*What you have to do*. Take the records underneath and set them down exactly.

(Recorded data)
▬▬▬▬▬▬
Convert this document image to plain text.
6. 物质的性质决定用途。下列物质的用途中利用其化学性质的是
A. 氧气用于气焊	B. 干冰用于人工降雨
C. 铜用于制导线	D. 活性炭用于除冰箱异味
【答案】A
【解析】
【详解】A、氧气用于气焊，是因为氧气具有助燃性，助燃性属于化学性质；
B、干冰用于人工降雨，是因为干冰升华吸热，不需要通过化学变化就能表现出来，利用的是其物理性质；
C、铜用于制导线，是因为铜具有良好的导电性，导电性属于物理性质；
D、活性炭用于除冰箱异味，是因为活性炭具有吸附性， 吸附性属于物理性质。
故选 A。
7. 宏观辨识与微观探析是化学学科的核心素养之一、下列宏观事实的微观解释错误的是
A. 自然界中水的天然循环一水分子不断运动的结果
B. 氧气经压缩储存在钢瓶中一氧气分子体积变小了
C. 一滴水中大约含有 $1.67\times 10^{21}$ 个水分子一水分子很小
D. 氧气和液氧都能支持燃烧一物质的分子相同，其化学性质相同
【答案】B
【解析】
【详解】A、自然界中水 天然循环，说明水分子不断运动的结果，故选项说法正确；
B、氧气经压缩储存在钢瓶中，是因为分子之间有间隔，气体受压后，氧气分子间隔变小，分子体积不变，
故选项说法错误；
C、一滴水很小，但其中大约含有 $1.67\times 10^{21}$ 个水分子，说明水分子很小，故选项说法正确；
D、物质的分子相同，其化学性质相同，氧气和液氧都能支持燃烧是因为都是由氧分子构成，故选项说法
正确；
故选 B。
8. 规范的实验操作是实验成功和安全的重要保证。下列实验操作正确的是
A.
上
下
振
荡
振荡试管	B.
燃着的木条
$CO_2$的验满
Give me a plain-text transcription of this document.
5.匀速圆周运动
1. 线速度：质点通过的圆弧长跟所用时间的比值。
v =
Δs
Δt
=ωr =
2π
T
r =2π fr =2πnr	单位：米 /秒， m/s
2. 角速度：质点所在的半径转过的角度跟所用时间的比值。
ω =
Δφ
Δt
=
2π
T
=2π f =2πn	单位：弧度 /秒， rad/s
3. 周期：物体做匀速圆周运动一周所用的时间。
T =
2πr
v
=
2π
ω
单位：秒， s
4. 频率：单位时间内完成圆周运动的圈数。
▬▬▬▬▬▬
*Result of the exercise*.
Convert this document image to plain text.
6. 物质的性质决定用途。下列物质的用途中利用其化学性质的是
A. 氧气用于气焊	B. 干冰用于人工降雨
C. 铜用于制导线	D. 活性炭用于除冰箱异味
【答案】A
【解析】
【详解】A、氧气用于气焊，是因为氧气具有助燃性，助燃性属于化学性质；
B、干冰用于人工降雨，是因为干冰升华吸热，不需要通过化学变化就能表现出来，利用的是其物理性质；
C、铜用于制导线，是因为铜具有良好的导电性，导电性属于物理性质；
D、活性炭用于除冰箱异味，是因为活性炭具有吸附性， 吸附性属于物理性质。
故选 A。
7. 宏观辨识与微观探析是化学学科的核心素养之一、下列宏观事实的微观解释错误的是
A. 自然界中水的天然循环一水分子不断运动的结果
B. 氧气经压缩储存在钢瓶中一氧气分子体积变小了
C. 一滴水中大约含有 $1.67\times 10^{21}$ 个水分子一水分子很小
D. 氧气和液氧都能支持燃烧一物质的分子相同，其化学性质相同
【答案】B
【解析】
【详解】A、自然界中水 天然循环，说明水分子不断运动的结果，故选项说法正确；
B、氧气经压缩储存在钢瓶中，是因为分子之间有间隔，气体受压后，氧气分子间隔变小，分子体积不变，
故选项说法错误；
C、一滴水很小，但其中大约含有 $1.67\times 10^{21}$ 个水分子，说明水分子很小，故选项说法正确；
D、物质的分子相同，其化学性质相同，氧气和液氧都能支持燃烧是因为都是由氧分子构成，故选项说法
正确；
故选 B。
8. 规范的实验操作是实验成功和安全的重要保证。下列实验操作正确的是
A.
上
下
振
荡
振荡试管	B.
燃着的木条
$CO_2$的验满
Give me a plain-text transcription of this document.
5.匀速圆周运动
1. 线速度：质点通过的圆弧长跟所用时间的比值。
v =
Δs
Δt
=ωr =
2π
T
r =2π fr =2πnr	单位：米 /秒， m/s
2. 角速度：质点所在的半径转过的角度跟所用时间的比值。
ω =
Δφ
Δt
=
2π
T
=2π f =2πn	单位：弧度 /秒， rad/s
3. 周期：物体做匀速圆周运动一周所用的时间。
T =
2πr
v
=
2π
ω
单位：秒， s
4. 频率：单位时间内完成圆周运动的圈数。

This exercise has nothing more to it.